TO DO: Please give the entries again in full and exactly, without any picture.

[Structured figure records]
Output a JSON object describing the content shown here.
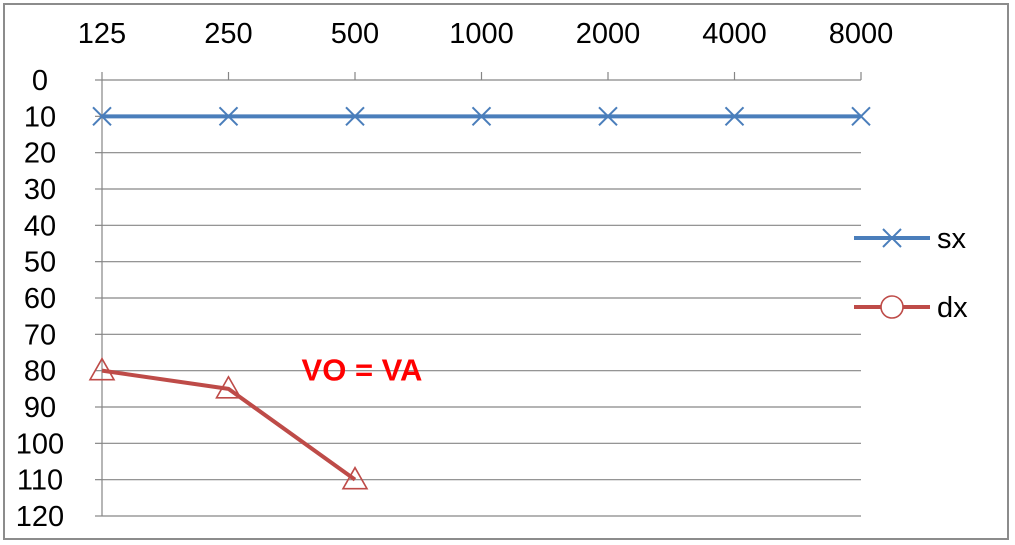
{
  "chart_data": {
    "type": "line",
    "title": "",
    "xlabel": "",
    "ylabel": "",
    "x_axis_position": "top",
    "x_scale": "categorical",
    "categories": [
      "125",
      "250",
      "500",
      "1000",
      "2000",
      "4000",
      "8000"
    ],
    "y_axis_inverted": true,
    "ylim": [
      0,
      120
    ],
    "y_ticks": [
      0,
      10,
      20,
      30,
      40,
      50,
      60,
      70,
      80,
      90,
      100,
      110,
      120
    ],
    "grid": "horizontal",
    "legend_position": "right",
    "series": [
      {
        "name": "sx",
        "color": "#4a7ebb",
        "marker": "x",
        "values": [
          10,
          10,
          10,
          10,
          10,
          10,
          10
        ]
      },
      {
        "name": "dx",
        "color": "#be4b48",
        "marker": "triangle",
        "legend_marker": "circle",
        "values": [
          80,
          85,
          110,
          null,
          null,
          null,
          null
        ]
      }
    ],
    "annotations": [
      {
        "text": "VO = VA",
        "color": "#ff0000",
        "x_category": "500",
        "y": 80
      }
    ]
  }
}
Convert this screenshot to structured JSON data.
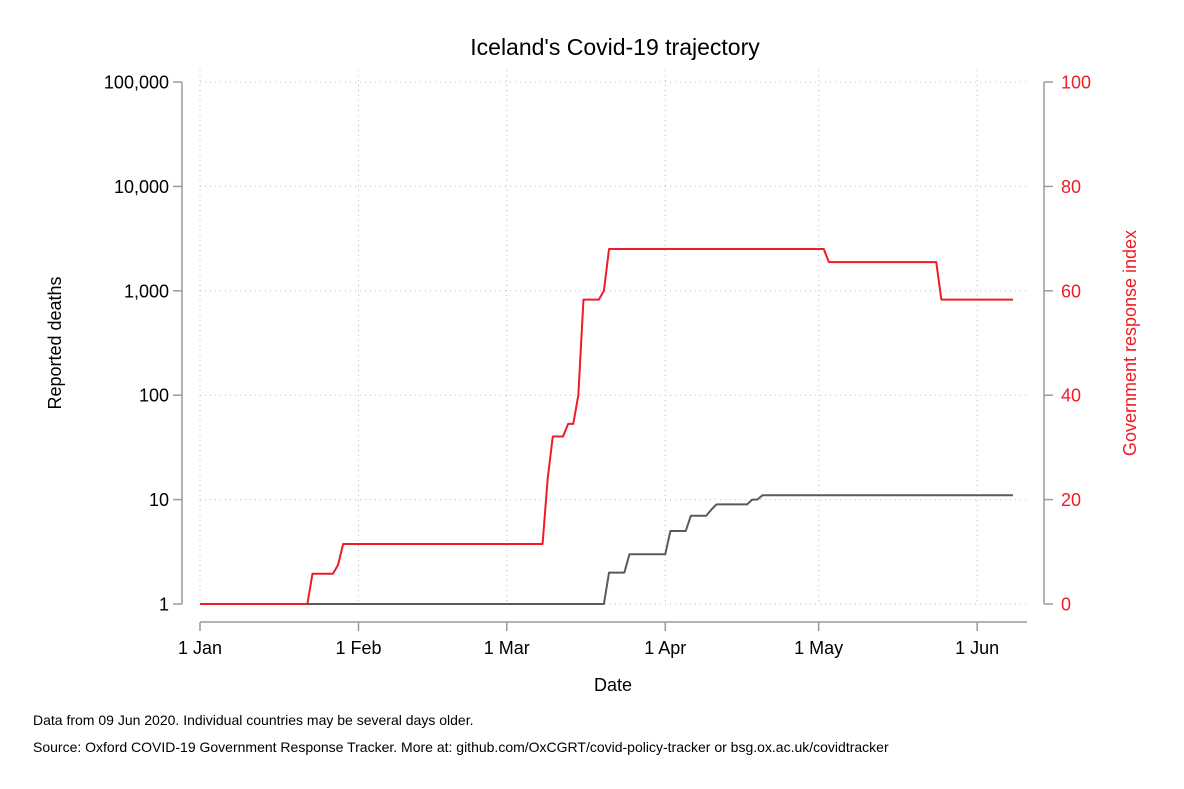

TASK RESULT:
Output a JSON object describing the content shown here.
{
  "chart_data": {
    "type": "line",
    "title": "",
    "xlabel": "",
    "ylabel": "",
    "x_axis_position": "top",
    "x_scale": "categorical",
    "categories": [
      "125",
      "250",
      "500",
      "1000",
      "2000",
      "4000",
      "8000"
    ],
    "y_axis_inverted": true,
    "ylim": [
      0,
      120
    ],
    "y_ticks": [
      0,
      10,
      20,
      30,
      40,
      50,
      60,
      70,
      80,
      90,
      100,
      110,
      120
    ],
    "grid": "horizontal",
    "legend_position": "right",
    "series": [
      {
        "name": "sx",
        "color": "#4a7ebb",
        "marker": "x",
        "values": [
          10,
          10,
          10,
          10,
          10,
          10,
          10
        ]
      },
      {
        "name": "dx",
        "color": "#be4b48",
        "marker": "triangle",
        "legend_marker": "circle",
        "values": [
          80,
          85,
          110,
          null,
          null,
          null,
          null
        ]
      }
    ],
    "annotations": [
      {
        "text": "VO = VA",
        "color": "#ff0000",
        "x_category": "500",
        "y": 80
      }
    ]
  }
}
Convert this screenshot to structured JSON data.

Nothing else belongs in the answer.